** Start **

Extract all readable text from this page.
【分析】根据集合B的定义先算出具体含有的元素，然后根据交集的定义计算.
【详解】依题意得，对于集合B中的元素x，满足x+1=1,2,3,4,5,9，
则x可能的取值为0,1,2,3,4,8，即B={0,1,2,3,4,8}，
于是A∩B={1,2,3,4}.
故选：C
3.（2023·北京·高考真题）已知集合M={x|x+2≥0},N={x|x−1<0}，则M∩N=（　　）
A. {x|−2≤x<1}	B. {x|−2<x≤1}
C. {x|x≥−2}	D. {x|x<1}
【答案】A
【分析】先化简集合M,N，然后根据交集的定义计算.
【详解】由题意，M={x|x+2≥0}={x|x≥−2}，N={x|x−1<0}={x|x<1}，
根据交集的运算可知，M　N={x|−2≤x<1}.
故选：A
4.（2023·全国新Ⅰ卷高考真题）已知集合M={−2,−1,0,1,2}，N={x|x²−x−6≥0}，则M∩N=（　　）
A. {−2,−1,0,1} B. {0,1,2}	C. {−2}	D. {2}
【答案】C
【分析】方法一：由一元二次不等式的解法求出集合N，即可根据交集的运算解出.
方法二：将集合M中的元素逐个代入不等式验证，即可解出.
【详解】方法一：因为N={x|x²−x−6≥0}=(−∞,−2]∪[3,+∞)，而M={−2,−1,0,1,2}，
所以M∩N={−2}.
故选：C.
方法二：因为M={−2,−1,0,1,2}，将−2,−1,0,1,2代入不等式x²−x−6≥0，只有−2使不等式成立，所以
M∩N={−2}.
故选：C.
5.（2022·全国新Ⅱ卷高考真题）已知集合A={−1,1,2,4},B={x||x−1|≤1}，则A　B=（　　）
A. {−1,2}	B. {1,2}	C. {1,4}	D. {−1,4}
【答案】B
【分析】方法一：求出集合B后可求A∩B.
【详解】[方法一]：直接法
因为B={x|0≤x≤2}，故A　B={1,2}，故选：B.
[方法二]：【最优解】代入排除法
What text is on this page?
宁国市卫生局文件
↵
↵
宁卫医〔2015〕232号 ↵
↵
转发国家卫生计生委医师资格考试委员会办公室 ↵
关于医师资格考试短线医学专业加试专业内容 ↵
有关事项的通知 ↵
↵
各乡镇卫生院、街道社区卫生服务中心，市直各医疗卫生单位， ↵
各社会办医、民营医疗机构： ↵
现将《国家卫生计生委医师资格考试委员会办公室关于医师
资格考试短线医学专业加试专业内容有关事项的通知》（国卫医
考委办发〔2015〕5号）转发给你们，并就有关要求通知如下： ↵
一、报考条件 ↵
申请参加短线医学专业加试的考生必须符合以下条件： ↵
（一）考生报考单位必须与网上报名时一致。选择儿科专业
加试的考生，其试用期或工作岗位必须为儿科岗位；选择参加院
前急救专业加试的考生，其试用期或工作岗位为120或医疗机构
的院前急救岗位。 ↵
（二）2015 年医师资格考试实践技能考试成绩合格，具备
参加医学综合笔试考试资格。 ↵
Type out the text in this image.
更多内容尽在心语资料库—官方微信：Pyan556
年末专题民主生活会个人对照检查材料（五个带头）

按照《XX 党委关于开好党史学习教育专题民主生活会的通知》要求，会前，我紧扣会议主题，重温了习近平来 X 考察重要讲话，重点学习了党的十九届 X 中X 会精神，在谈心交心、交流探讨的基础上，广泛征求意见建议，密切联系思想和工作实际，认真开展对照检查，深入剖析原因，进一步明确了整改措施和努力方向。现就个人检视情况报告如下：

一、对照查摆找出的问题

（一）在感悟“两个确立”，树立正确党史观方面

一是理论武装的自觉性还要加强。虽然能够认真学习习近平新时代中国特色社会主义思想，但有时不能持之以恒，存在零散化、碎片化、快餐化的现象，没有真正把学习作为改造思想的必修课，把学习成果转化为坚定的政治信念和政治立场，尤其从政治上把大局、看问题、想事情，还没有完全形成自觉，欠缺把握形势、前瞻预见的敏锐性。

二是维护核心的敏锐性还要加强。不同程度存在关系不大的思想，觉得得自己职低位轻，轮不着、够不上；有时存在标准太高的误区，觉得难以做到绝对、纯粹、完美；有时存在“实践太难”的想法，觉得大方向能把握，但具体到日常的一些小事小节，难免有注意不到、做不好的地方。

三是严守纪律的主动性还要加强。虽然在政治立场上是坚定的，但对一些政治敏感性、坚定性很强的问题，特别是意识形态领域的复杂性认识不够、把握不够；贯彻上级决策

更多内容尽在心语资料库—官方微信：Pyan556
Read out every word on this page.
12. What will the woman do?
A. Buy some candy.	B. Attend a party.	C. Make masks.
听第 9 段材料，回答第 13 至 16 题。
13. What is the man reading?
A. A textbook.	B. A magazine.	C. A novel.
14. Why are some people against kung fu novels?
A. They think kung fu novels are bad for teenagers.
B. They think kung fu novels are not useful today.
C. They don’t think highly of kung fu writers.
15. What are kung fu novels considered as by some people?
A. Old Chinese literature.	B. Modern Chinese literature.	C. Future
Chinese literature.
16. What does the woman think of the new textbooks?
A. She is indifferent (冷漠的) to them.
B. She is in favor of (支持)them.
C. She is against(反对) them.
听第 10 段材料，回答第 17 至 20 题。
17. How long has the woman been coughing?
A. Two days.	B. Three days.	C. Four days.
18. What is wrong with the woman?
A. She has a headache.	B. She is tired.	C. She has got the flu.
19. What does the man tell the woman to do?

** End **

- [What you have to do]: Make a copy of each line that contains the string "think".

- [The reply]:
A. They think kung fu novels are bad for teenagers.
B. They think kung fu novels are not useful today.
C. They don’t think highly of kung fu writers.
16. What does the woman think of the new textbooks?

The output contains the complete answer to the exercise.